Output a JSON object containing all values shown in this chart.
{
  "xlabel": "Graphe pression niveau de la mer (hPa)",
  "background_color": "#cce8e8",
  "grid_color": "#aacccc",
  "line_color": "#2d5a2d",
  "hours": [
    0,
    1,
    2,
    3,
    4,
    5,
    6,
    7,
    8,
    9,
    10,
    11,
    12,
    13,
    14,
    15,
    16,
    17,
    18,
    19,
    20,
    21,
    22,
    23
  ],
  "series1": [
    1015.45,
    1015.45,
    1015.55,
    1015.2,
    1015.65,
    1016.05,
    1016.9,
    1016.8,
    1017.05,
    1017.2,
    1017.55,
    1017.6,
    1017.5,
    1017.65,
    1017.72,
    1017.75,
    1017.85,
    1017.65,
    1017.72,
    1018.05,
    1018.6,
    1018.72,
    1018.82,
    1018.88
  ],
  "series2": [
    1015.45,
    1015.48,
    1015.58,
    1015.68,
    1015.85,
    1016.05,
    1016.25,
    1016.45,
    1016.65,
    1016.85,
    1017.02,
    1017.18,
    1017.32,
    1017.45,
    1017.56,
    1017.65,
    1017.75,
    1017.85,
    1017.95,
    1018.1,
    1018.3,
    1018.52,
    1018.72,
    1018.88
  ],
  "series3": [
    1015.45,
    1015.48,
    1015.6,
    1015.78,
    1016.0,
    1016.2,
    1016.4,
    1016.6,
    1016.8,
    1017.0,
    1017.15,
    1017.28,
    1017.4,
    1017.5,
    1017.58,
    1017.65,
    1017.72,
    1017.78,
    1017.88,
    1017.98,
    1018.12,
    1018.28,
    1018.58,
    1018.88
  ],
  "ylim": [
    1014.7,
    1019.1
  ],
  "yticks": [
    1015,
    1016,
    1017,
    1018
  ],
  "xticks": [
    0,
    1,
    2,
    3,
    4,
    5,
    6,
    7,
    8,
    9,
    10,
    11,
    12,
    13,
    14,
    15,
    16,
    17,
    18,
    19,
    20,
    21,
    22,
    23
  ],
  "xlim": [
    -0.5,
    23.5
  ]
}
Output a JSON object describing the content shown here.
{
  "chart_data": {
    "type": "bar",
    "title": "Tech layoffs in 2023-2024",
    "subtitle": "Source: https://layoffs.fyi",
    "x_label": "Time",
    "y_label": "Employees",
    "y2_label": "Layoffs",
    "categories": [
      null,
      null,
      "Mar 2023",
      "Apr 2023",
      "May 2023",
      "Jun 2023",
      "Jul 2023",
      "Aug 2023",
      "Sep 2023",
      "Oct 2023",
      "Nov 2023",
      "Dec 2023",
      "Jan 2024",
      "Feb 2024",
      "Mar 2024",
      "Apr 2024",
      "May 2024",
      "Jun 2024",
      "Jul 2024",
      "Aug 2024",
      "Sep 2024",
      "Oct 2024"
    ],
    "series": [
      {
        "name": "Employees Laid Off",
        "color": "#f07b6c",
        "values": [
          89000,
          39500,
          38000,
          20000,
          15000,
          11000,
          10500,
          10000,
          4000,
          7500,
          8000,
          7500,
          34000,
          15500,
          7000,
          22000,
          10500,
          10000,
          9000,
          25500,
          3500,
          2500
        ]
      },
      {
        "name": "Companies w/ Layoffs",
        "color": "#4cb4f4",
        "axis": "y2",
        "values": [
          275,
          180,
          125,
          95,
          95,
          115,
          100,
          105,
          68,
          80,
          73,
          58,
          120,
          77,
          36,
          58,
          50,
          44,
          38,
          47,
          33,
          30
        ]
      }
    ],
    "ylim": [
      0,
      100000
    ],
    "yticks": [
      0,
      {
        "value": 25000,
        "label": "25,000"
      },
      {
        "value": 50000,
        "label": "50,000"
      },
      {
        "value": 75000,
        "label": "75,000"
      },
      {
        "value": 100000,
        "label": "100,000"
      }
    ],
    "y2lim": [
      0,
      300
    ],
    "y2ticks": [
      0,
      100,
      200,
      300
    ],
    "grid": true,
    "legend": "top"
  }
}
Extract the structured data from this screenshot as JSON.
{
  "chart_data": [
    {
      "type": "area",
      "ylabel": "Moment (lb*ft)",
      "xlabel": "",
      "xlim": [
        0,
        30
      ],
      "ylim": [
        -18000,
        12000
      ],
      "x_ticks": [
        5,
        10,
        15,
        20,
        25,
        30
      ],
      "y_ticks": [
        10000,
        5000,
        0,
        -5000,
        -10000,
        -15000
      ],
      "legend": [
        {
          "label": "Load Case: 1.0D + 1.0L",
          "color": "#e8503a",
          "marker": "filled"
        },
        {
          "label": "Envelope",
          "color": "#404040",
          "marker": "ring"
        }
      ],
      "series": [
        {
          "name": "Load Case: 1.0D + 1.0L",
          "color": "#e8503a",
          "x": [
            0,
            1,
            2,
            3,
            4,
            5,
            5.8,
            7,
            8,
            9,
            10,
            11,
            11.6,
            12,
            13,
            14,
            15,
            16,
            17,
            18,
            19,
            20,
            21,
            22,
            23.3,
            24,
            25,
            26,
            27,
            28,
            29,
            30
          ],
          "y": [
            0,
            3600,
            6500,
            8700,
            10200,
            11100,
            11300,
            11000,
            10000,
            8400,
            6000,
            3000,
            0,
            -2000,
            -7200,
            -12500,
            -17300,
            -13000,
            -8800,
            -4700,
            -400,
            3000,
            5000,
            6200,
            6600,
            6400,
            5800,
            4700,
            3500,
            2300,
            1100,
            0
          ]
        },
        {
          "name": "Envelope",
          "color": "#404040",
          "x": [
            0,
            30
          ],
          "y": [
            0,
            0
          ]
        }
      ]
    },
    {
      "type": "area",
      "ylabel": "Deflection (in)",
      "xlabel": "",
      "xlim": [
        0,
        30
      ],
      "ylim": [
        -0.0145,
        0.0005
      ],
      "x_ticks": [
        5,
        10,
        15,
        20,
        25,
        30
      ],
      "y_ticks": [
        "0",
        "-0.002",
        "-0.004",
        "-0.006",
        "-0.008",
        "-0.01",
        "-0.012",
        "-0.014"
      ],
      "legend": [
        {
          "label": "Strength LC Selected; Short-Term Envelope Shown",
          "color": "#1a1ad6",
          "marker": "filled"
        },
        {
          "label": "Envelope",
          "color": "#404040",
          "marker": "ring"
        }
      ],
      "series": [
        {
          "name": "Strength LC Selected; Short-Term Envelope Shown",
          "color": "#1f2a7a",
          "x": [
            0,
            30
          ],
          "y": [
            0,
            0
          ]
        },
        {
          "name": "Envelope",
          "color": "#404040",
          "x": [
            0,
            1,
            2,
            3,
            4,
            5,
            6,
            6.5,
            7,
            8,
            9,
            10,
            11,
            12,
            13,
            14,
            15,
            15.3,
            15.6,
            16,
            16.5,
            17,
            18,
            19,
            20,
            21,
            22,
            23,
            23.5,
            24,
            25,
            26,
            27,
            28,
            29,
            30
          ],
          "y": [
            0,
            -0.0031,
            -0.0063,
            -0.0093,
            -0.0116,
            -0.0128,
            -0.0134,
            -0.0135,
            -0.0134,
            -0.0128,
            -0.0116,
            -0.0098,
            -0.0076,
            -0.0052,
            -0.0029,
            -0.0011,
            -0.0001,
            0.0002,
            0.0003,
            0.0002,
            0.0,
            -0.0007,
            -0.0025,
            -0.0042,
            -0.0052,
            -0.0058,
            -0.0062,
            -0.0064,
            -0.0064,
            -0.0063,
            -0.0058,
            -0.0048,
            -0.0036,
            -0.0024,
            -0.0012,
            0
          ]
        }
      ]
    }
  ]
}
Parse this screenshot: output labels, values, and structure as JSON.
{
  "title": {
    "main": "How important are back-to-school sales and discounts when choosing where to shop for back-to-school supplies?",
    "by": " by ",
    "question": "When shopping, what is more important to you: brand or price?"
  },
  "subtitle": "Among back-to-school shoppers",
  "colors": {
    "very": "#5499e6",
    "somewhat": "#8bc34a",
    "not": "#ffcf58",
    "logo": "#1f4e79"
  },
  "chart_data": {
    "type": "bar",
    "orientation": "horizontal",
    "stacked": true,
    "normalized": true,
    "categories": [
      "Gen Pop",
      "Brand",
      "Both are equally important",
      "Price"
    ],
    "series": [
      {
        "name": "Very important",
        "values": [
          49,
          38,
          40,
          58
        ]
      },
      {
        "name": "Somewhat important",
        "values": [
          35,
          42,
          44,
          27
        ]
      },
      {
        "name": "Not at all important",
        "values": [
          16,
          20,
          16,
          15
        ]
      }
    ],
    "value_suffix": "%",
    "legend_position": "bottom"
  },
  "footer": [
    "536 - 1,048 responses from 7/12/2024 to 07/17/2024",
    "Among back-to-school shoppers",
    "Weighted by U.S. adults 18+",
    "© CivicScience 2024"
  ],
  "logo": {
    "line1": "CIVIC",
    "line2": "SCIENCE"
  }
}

> Aim of the task: Copy exactly, and only, the lines from the one containing "Parse this screenshot: output" through the last line of the listing.

> Answer to this exercise:
Parse this screenshot: output labels, values, and structure as JSON.
{
  "title": {
    "main": "How important are back-to-school sales and discounts when choosing where to shop for back-to-school supplies?",
    "by": " by ",
    "question": "When shopping, what is more important to you: brand or price?"
  },
  "subtitle": "Among back-to-school shoppers",
  "colors": {
    "very": "#5499e6",
    "somewhat": "#8bc34a",
    "not": "#ffcf58",
    "logo": "#1f4e79"
  },
  "chart_data": {
    "type": "bar",
    "orientation": "horizontal",
    "stacked": true,
    "normalized": true,
    "categories": [
      "Gen Pop",
      "Brand",
      "Both are equally important",
      "Price"
    ],
    "series": [
      {
        "name": "Very important",
        "values": [
          49,
          38,
          40,
          58
        ]
      },
      {
        "name": "Somewhat important",
        "values": [
          35,
          42,
          44,
          27
        ]
      },
      {
        "name": "Not at all important",
        "values": [
          16,
          20,
          16,
          15
        ]
      }
    ],
    "value_suffix": "%",
    "legend_position": "bottom"
  },
  "footer": [
    "536 - 1,048 responses from 7/12/2024 to 07/17/2024",
    "Among back-to-school shoppers",
    "Weighted by U.S. adults 18+",
    "© CivicScience 2024"
  ],
  "logo": {
    "line1": "CIVIC",
    "line2": "SCIENCE"
  }
}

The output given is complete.